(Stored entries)
■ ■ ■ ■

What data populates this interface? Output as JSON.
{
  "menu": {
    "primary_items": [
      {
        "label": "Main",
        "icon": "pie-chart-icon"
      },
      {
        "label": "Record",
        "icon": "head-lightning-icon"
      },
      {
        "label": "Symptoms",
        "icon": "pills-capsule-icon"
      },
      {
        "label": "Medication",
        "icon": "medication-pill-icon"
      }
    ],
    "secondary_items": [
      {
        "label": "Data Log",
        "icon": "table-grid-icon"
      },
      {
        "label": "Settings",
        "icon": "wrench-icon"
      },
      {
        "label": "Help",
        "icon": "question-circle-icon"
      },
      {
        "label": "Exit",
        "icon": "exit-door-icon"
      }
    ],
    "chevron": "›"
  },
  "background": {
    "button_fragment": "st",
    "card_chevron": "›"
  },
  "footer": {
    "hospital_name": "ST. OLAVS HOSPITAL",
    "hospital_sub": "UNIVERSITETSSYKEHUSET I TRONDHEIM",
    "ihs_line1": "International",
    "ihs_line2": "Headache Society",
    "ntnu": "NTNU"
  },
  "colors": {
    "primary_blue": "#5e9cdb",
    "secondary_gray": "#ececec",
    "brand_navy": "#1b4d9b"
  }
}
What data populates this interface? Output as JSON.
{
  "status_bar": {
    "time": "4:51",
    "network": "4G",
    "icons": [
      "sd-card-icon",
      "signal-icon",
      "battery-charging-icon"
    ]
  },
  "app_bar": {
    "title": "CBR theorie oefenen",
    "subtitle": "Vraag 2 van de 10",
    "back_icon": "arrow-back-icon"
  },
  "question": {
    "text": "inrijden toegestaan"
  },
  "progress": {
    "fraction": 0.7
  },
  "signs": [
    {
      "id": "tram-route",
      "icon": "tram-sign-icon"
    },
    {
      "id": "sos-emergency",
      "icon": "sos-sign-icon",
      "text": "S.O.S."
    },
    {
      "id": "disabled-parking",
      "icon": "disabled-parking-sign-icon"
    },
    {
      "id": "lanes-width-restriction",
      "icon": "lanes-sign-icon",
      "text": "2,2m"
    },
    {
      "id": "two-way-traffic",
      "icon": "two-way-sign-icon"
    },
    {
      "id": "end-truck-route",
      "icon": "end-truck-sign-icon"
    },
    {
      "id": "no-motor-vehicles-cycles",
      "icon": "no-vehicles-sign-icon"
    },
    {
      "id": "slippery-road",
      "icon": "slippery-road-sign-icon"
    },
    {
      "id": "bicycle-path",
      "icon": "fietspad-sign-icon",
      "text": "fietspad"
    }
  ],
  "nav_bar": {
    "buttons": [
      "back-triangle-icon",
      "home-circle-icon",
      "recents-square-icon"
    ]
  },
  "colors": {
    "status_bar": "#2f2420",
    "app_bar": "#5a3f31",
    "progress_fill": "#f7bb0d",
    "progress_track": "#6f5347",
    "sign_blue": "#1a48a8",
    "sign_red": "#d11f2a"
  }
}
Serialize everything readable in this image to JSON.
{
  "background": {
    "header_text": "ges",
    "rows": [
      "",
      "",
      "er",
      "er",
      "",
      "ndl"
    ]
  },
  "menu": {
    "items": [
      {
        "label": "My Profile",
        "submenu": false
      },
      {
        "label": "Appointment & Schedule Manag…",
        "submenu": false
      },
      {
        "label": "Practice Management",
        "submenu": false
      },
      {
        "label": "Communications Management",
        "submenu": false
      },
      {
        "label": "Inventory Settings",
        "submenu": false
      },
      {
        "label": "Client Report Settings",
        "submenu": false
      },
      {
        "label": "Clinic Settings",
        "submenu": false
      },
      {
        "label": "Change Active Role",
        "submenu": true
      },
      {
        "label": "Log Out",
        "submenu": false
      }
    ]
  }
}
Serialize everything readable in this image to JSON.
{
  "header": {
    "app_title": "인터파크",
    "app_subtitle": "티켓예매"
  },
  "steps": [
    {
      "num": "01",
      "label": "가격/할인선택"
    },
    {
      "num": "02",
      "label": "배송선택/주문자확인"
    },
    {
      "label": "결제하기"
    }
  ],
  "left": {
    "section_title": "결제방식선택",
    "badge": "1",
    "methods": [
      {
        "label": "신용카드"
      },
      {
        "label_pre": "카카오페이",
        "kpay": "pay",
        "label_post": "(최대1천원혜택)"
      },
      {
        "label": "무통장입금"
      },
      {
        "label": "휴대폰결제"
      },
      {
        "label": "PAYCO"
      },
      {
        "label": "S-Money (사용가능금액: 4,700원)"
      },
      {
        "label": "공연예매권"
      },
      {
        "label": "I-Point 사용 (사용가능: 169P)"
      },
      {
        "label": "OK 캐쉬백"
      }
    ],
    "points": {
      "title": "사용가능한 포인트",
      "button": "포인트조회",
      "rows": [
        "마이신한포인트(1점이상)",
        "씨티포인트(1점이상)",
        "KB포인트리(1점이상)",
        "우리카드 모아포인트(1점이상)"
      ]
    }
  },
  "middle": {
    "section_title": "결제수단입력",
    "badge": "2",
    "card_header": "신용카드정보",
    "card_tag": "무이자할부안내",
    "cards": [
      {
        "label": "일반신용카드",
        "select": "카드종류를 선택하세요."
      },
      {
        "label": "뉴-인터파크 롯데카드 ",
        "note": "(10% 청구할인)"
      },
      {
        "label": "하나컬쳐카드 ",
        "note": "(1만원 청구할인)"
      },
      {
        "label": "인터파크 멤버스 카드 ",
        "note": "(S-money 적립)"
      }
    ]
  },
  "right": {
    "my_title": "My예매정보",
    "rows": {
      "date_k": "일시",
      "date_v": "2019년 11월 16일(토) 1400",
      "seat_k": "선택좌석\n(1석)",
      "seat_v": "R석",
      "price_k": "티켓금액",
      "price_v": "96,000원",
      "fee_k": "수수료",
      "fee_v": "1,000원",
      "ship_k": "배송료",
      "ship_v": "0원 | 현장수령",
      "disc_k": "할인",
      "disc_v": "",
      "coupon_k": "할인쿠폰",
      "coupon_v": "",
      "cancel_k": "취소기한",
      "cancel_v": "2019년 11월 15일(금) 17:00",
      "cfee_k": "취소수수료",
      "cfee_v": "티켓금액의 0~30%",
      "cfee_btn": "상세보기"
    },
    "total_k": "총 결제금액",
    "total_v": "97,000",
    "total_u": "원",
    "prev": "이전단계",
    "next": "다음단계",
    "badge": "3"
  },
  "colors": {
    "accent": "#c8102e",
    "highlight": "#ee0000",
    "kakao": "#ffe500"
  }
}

■ ■ ■ ■

• _DIRECTIONS_: The records above are to be repeated exactly, in their entirety.

• _RESULT_:
What data populates this interface? Output as JSON.
{
  "menu": {
    "primary_items": [
      {
        "label": "Main",
        "icon": "pie-chart-icon"
      },
      {
        "label": "Record",
        "icon": "head-lightning-icon"
      },
      {
        "label": "Symptoms",
        "icon": "pills-capsule-icon"
      },
      {
        "label": "Medication",
        "icon": "medication-pill-icon"
      }
    ],
    "secondary_items": [
      {
        "label": "Data Log",
        "icon": "table-grid-icon"
      },
      {
        "label": "Settings",
        "icon": "wrench-icon"
      },
      {
        "label": "Help",
        "icon": "question-circle-icon"
      },
      {
        "label": "Exit",
        "icon": "exit-door-icon"
      }
    ],
    "chevron": "›"
  },
  "background": {
    "button_fragment": "st",
    "card_chevron": "›"
  },
  "footer": {
    "hospital_name": "ST. OLAVS HOSPITAL",
    "hospital_sub": "UNIVERSITETSSYKEHUSET I TRONDHEIM",
    "ihs_line1": "International",
    "ihs_line2": "Headache Society",
    "ntnu": "NTNU"
  },
  "colors": {
    "primary_blue": "#5e9cdb",
    "secondary_gray": "#ececec",
    "brand_navy": "#1b4d9b"
  }
}
What data populates this interface? Output as JSON.
{
  "status_bar": {
    "time": "4:51",
    "network": "4G",
    "icons": [
      "sd-card-icon",
      "signal-icon",
      "battery-charging-icon"
    ]
  },
  "app_bar": {
    "title": "CBR theorie oefenen",
    "subtitle": "Vraag 2 van de 10",
    "back_icon": "arrow-back-icon"
  },
  "question": {
    "text": "inrijden toegestaan"
  },
  "progress": {
    "fraction": 0.7
  },
  "signs": [
    {
      "id": "tram-route",
      "icon": "tram-sign-icon"
    },
    {
      "id": "sos-emergency",
      "icon": "sos-sign-icon",
      "text": "S.O.S."
    },
    {
      "id": "disabled-parking",
      "icon": "disabled-parking-sign-icon"
    },
    {
      "id": "lanes-width-restriction",
      "icon": "lanes-sign-icon",
      "text": "2,2m"
    },
    {
      "id": "two-way-traffic",
      "icon": "two-way-sign-icon"
    },
    {
      "id": "end-truck-route",
      "icon": "end-truck-sign-icon"
    },
    {
      "id": "no-motor-vehicles-cycles",
      "icon": "no-vehicles-sign-icon"
    },
    {
      "id": "slippery-road",
      "icon": "slippery-road-sign-icon"
    },
    {
      "id": "bicycle-path",
      "icon": "fietspad-sign-icon",
      "text": "fietspad"
    }
  ],
  "nav_bar": {
    "buttons": [
      "back-triangle-icon",
      "home-circle-icon",
      "recents-square-icon"
    ]
  },
  "colors": {
    "status_bar": "#2f2420",
    "app_bar": "#5a3f31",
    "progress_fill": "#f7bb0d",
    "progress_track": "#6f5347",
    "sign_blue": "#1a48a8",
    "sign_red": "#d11f2a"
  }
}
Serialize everything readable in this image to JSON.
{
  "background": {
    "header_text": "ges",
    "rows": [
      "",
      "",
      "er",
      "er",
      "",
      "ndl"
    ]
  },
  "menu": {
    "items": [
      {
        "label": "My Profile",
        "submenu": false
      },
      {
        "label": "Appointment & Schedule Manag…",
        "submenu": false
      },
      {
        "label": "Practice Management",
        "submenu": false
      },
      {
        "label": "Communications Management",
        "submenu": false
      },
      {
        "label": "Inventory Settings",
        "submenu": false
      },
      {
        "label": "Client Report Settings",
        "submenu": false
      },
      {
        "label": "Clinic Settings",
        "submenu": false
      },
      {
        "label": "Change Active Role",
        "submenu": true
      },
      {
        "label": "Log Out",
        "submenu": false
      }
    ]
  }
}
Serialize everything readable in this image to JSON.
{
  "header": {
    "app_title": "인터파크",
    "app_subtitle": "티켓예매"
  },
  "steps": [
    {
      "num": "01",
      "label": "가격/할인선택"
    },
    {
      "num": "02",
      "label": "배송선택/주문자확인"
    },
    {
      "label": "결제하기"
    }
  ],
  "left": {
    "section_title": "결제방식선택",
    "badge": "1",
    "methods": [
      {
        "label": "신용카드"
      },
      {
        "label_pre": "카카오페이",
        "kpay": "pay",
        "label_post": "(최대1천원혜택)"
      },
      {
        "label": "무통장입금"
      },
      {
        "label": "휴대폰결제"
      },
      {
        "label": "PAYCO"
      },
      {
        "label": "S-Money (사용가능금액: 4,700원)"
      },
      {
        "label": "공연예매권"
      },
      {
        "label": "I-Point 사용 (사용가능: 169P)"
      },
      {
        "label": "OK 캐쉬백"
      }
    ],
    "points": {
      "title": "사용가능한 포인트",
      "button": "포인트조회",
      "rows": [
        "마이신한포인트(1점이상)",
        "씨티포인트(1점이상)",
        "KB포인트리(1점이상)",
        "우리카드 모아포인트(1점이상)"
      ]
    }
  },
  "middle": {
    "section_title": "결제수단입력",
    "badge": "2",
    "card_header": "신용카드정보",
    "card_tag": "무이자할부안내",
    "cards": [
      {
        "label": "일반신용카드",
        "select": "카드종류를 선택하세요."
      },
      {
        "label": "뉴-인터파크 롯데카드 ",
        "note": "(10% 청구할인)"
      },
      {
        "label": "하나컬쳐카드 ",
        "note": "(1만원 청구할인)"
      },
      {
        "label": "인터파크 멤버스 카드 ",
        "note": "(S-money 적립)"
      }
    ]
  },
  "right": {
    "my_title": "My예매정보",
    "rows": {
      "date_k": "일시",
      "date_v": "2019년 11월 16일(토) 1400",
      "seat_k": "선택좌석\n(1석)",
      "seat_v": "R석",
      "price_k": "티켓금액",
      "price_v": "96,000원",
      "fee_k": "수수료",
      "fee_v": "1,000원",
      "ship_k": "배송료",
      "ship_v": "0원 | 현장수령",
      "disc_k": "할인",
      "disc_v": "",
      "coupon_k": "할인쿠폰",
      "coupon_v": "",
      "cancel_k": "취소기한",
      "cancel_v": "2019년 11월 15일(금) 17:00",
      "cfee_k": "취소수수료",
      "cfee_v": "티켓금액의 0~30%",
      "cfee_btn": "상세보기"
    },
    "total_k": "총 결제금액",
    "total_v": "97,000",
    "total_u": "원",
    "prev": "이전단계",
    "next": "다음단계",
    "badge": "3"
  },
  "colors": {
    "accent": "#c8102e",
    "highlight": "#ee0000",
    "kakao": "#ffe500"
  }
}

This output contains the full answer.